### STATED GOAL
Using the material below, copy every line where "Número" appears.

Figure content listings
◇ ◇ ◇ ◇ ◇
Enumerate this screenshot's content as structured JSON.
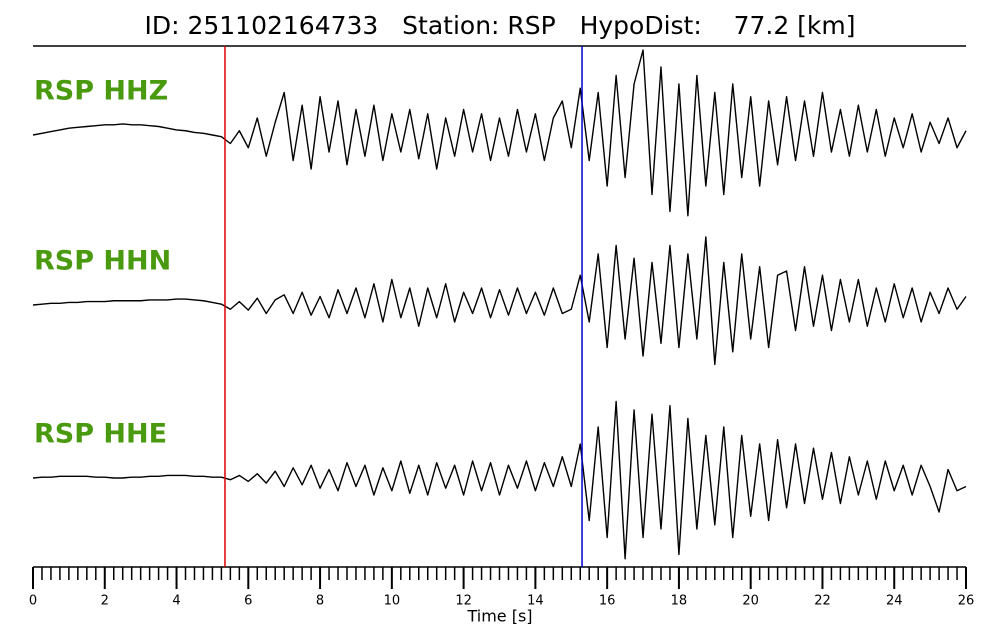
{
  "chart_data": {
    "type": "seismogram",
    "title": "ID: 251102164733   Station: RSP   HypoDist:    77.2 [km]",
    "xlabel": "Time [s]",
    "xlim": [
      0,
      26
    ],
    "xticks": [
      0,
      2,
      4,
      6,
      8,
      10,
      12,
      14,
      16,
      18,
      20,
      22,
      24,
      26
    ],
    "xminorticks": [
      0,
      0.25,
      0.5,
      0.75,
      1,
      1.25,
      1.5,
      1.75,
      2,
      2.25,
      2.5,
      2.75,
      3,
      3.25,
      3.5,
      3.75,
      4,
      4.25,
      4.5,
      4.75,
      5,
      5.25,
      5.5,
      5.75,
      6,
      6.25,
      6.5,
      6.75,
      7,
      7.25,
      7.5,
      7.75,
      8,
      8.25,
      8.5,
      8.75,
      9,
      9.25,
      9.5,
      9.75,
      10,
      10.25,
      10.5,
      10.75,
      11,
      11.25,
      11.5,
      11.75,
      12,
      12.25,
      12.5,
      12.75,
      13,
      13.25,
      13.5,
      13.75,
      14,
      14.25,
      14.5,
      14.75,
      15,
      15.25,
      15.5,
      15.75,
      16,
      16.25,
      16.5,
      16.75,
      17,
      17.25,
      17.5,
      17.75,
      18,
      18.25,
      18.5,
      18.75,
      19,
      19.25,
      19.5,
      19.75,
      20,
      20.25,
      20.5,
      20.75,
      21,
      21.25,
      21.5,
      21.75,
      22,
      22.25,
      22.5,
      22.75,
      23,
      23.25,
      23.5,
      23.75,
      24,
      24.25,
      24.5,
      24.75,
      25,
      25.25,
      25.5,
      25.75,
      26
    ],
    "vlines": [
      {
        "x": 5.35,
        "color": "#e00000"
      },
      {
        "x": 15.3,
        "color": "#0000cc"
      }
    ],
    "x": [
      0,
      0.25,
      0.5,
      0.75,
      1,
      1.25,
      1.5,
      1.75,
      2,
      2.25,
      2.5,
      2.75,
      3,
      3.25,
      3.5,
      3.75,
      4,
      4.25,
      4.5,
      4.75,
      5,
      5.25,
      5.5,
      5.75,
      6,
      6.25,
      6.5,
      6.75,
      7,
      7.25,
      7.5,
      7.75,
      8,
      8.25,
      8.5,
      8.75,
      9,
      9.25,
      9.5,
      9.75,
      10,
      10.25,
      10.5,
      10.75,
      11,
      11.25,
      11.5,
      11.75,
      12,
      12.25,
      12.5,
      12.75,
      13,
      13.25,
      13.5,
      13.75,
      14,
      14.25,
      14.5,
      14.75,
      15,
      15.25,
      15.5,
      15.75,
      16,
      16.25,
      16.5,
      16.75,
      17,
      17.25,
      17.5,
      17.75,
      18,
      18.25,
      18.5,
      18.75,
      19,
      19.25,
      19.5,
      19.75,
      20,
      20.25,
      20.5,
      20.75,
      21,
      21.25,
      21.5,
      21.75,
      22,
      22.25,
      22.5,
      22.75,
      23,
      23.25,
      23.5,
      23.75,
      24,
      24.25,
      24.5,
      24.75,
      25,
      25.25,
      25.5,
      25.75,
      26
    ],
    "series": [
      {
        "name": "RSP HHZ",
        "color": "#4a9a10",
        "line_color": "#000000",
        "values": [
          0,
          0.02,
          0.04,
          0.06,
          0.08,
          0.09,
          0.1,
          0.11,
          0.12,
          0.12,
          0.13,
          0.12,
          0.12,
          0.11,
          0.1,
          0.08,
          0.06,
          0.05,
          0.03,
          0.02,
          0,
          -0.02,
          -0.1,
          0.05,
          -0.15,
          0.2,
          -0.25,
          0.15,
          0.5,
          -0.3,
          0.35,
          -0.4,
          0.45,
          -0.2,
          0.4,
          -0.35,
          0.3,
          -0.25,
          0.35,
          -0.3,
          0.25,
          -0.2,
          0.3,
          -0.28,
          0.25,
          -0.4,
          0.2,
          -0.25,
          0.3,
          -0.2,
          0.25,
          -0.3,
          0.2,
          -0.25,
          0.3,
          -0.2,
          0.25,
          -0.3,
          0.2,
          0.4,
          -0.15,
          0.55,
          -0.3,
          0.5,
          -0.6,
          0.7,
          -0.5,
          0.6,
          1,
          -0.7,
          0.8,
          -0.9,
          0.6,
          -0.95,
          0.7,
          -0.6,
          0.5,
          -0.7,
          0.6,
          -0.5,
          0.45,
          -0.6,
          0.4,
          -0.35,
          0.45,
          -0.3,
          0.4,
          -0.25,
          0.5,
          -0.2,
          0.3,
          -0.25,
          0.35,
          -0.2,
          0.3,
          -0.25,
          0.2,
          -0.15,
          0.25,
          -0.2,
          0.15,
          -0.1,
          0.2,
          -0.15,
          0.05
        ]
      },
      {
        "name": "RSP HHN",
        "color": "#4a9a10",
        "line_color": "#000000",
        "values": [
          0,
          0.01,
          0.02,
          0.02,
          0.03,
          0.03,
          0.04,
          0.04,
          0.04,
          0.05,
          0.05,
          0.05,
          0.05,
          0.06,
          0.06,
          0.06,
          0.07,
          0.07,
          0.06,
          0.05,
          0.03,
          0.01,
          -0.05,
          0.04,
          -0.06,
          0.08,
          -0.1,
          0.06,
          0.12,
          -0.1,
          0.15,
          -0.12,
          0.1,
          -0.15,
          0.18,
          -0.1,
          0.2,
          -0.15,
          0.25,
          -0.2,
          0.3,
          -0.15,
          0.2,
          -0.25,
          0.2,
          -0.15,
          0.25,
          -0.2,
          0.15,
          -0.1,
          0.2,
          -0.15,
          0.18,
          -0.12,
          0.2,
          -0.1,
          0.15,
          -0.12,
          0.2,
          -0.1,
          -0.05,
          0.35,
          -0.2,
          0.6,
          -0.5,
          0.7,
          -0.4,
          0.55,
          -0.6,
          0.5,
          -0.45,
          0.7,
          -0.5,
          0.6,
          -0.4,
          0.8,
          -0.7,
          0.5,
          -0.55,
          0.6,
          -0.4,
          0.45,
          -0.5,
          0.35,
          0.4,
          -0.3,
          0.45,
          -0.25,
          0.35,
          -0.3,
          0.3,
          -0.2,
          0.3,
          -0.25,
          0.2,
          -0.2,
          0.25,
          -0.15,
          0.2,
          -0.2,
          0.15,
          -0.1,
          0.2,
          -0.05,
          0.1
        ]
      },
      {
        "name": "RSP HHE",
        "color": "#4a9a10",
        "line_color": "#000000",
        "values": [
          0,
          0.01,
          0.01,
          0.02,
          0.02,
          0.02,
          0.02,
          0.01,
          0.01,
          0,
          0,
          0.01,
          0.01,
          0.02,
          0.02,
          0.03,
          0.03,
          0.03,
          0.02,
          0.02,
          0.01,
          0.01,
          -0.02,
          0.03,
          -0.04,
          0.05,
          -0.06,
          0.08,
          -0.1,
          0.12,
          -0.08,
          0.15,
          -0.12,
          0.1,
          -0.15,
          0.18,
          -0.1,
          0.15,
          -0.2,
          0.12,
          -0.15,
          0.2,
          -0.18,
          0.15,
          -0.2,
          0.18,
          -0.12,
          0.15,
          -0.2,
          0.2,
          -0.15,
          0.18,
          -0.2,
          0.15,
          -0.12,
          0.2,
          -0.15,
          0.18,
          -0.1,
          0.25,
          -0.1,
          0.4,
          -0.5,
          0.6,
          -0.7,
          0.9,
          -0.95,
          0.8,
          -0.7,
          0.75,
          -0.6,
          0.85,
          -0.9,
          0.7,
          -0.6,
          0.5,
          -0.55,
          0.6,
          -0.7,
          0.5,
          -0.45,
          0.4,
          -0.5,
          0.45,
          -0.35,
          0.4,
          -0.3,
          0.35,
          -0.25,
          0.3,
          -0.3,
          0.25,
          -0.2,
          0.2,
          -0.25,
          0.2,
          -0.15,
          0.15,
          -0.2,
          0.15,
          -0.1,
          -0.4,
          0.1,
          -0.15,
          -0.1
        ]
      }
    ]
  }
}
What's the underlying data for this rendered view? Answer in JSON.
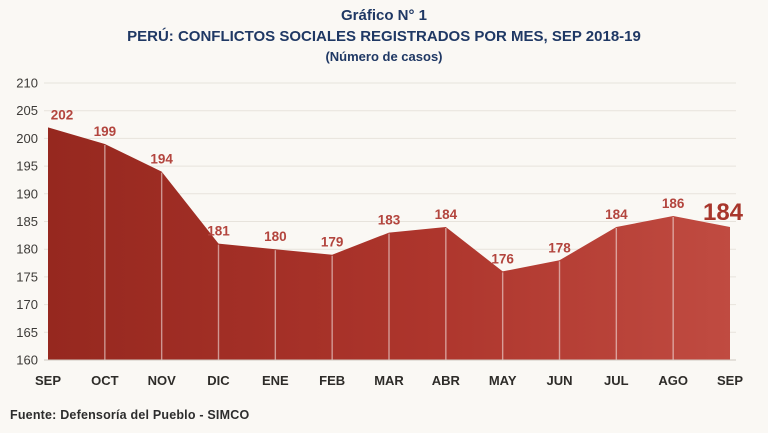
{
  "header": {
    "line1": "Gráfico N° 1",
    "line2": "PERÚ: CONFLICTOS SOCIALES REGISTRADOS POR MES, SEP 2018-19",
    "line3": "(Número de casos)"
  },
  "footer": {
    "source": "Fuente: Defensoría del Pueblo - SIMCO"
  },
  "colors": {
    "title": "#1f3864",
    "background": "#faf8f4",
    "area_gradient_left": "#96281f",
    "area_gradient_right": "#c04b41",
    "grid_line": "#e7e3dc",
    "axis_line": "#cfc9c1",
    "month_divider": "rgba(255,255,255,0.5)",
    "data_label": "#b3453e",
    "data_label_emphasized": "#a8362c",
    "y_tick_label": "#3d3b38",
    "x_tick_label": "#2e2c29",
    "footer_text": "#2d2d2d"
  },
  "chart_data": {
    "type": "area",
    "title": "PERÚ: CONFLICTOS SOCIALES REGISTRADOS POR MES, SEP 2018-19",
    "subtitle": "(Número de casos)",
    "categories": [
      "SEP",
      "OCT",
      "NOV",
      "DIC",
      "ENE",
      "FEB",
      "MAR",
      "ABR",
      "MAY",
      "JUN",
      "JUL",
      "AGO",
      "SEP"
    ],
    "values": [
      202,
      199,
      194,
      181,
      180,
      179,
      183,
      184,
      176,
      178,
      184,
      186,
      184
    ],
    "xlabel": "",
    "ylabel": "",
    "ylim": [
      160,
      210
    ],
    "ytick_step": 5,
    "grid": "horizontal",
    "legend": "none",
    "data_labels": true,
    "last_label_emphasized": true
  }
}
◇ ◇ ◇ ◇ ◇
### EXERCISE RESULT
    "line3": "(Número de casos)"
    "subtitle": "(Número de casos)",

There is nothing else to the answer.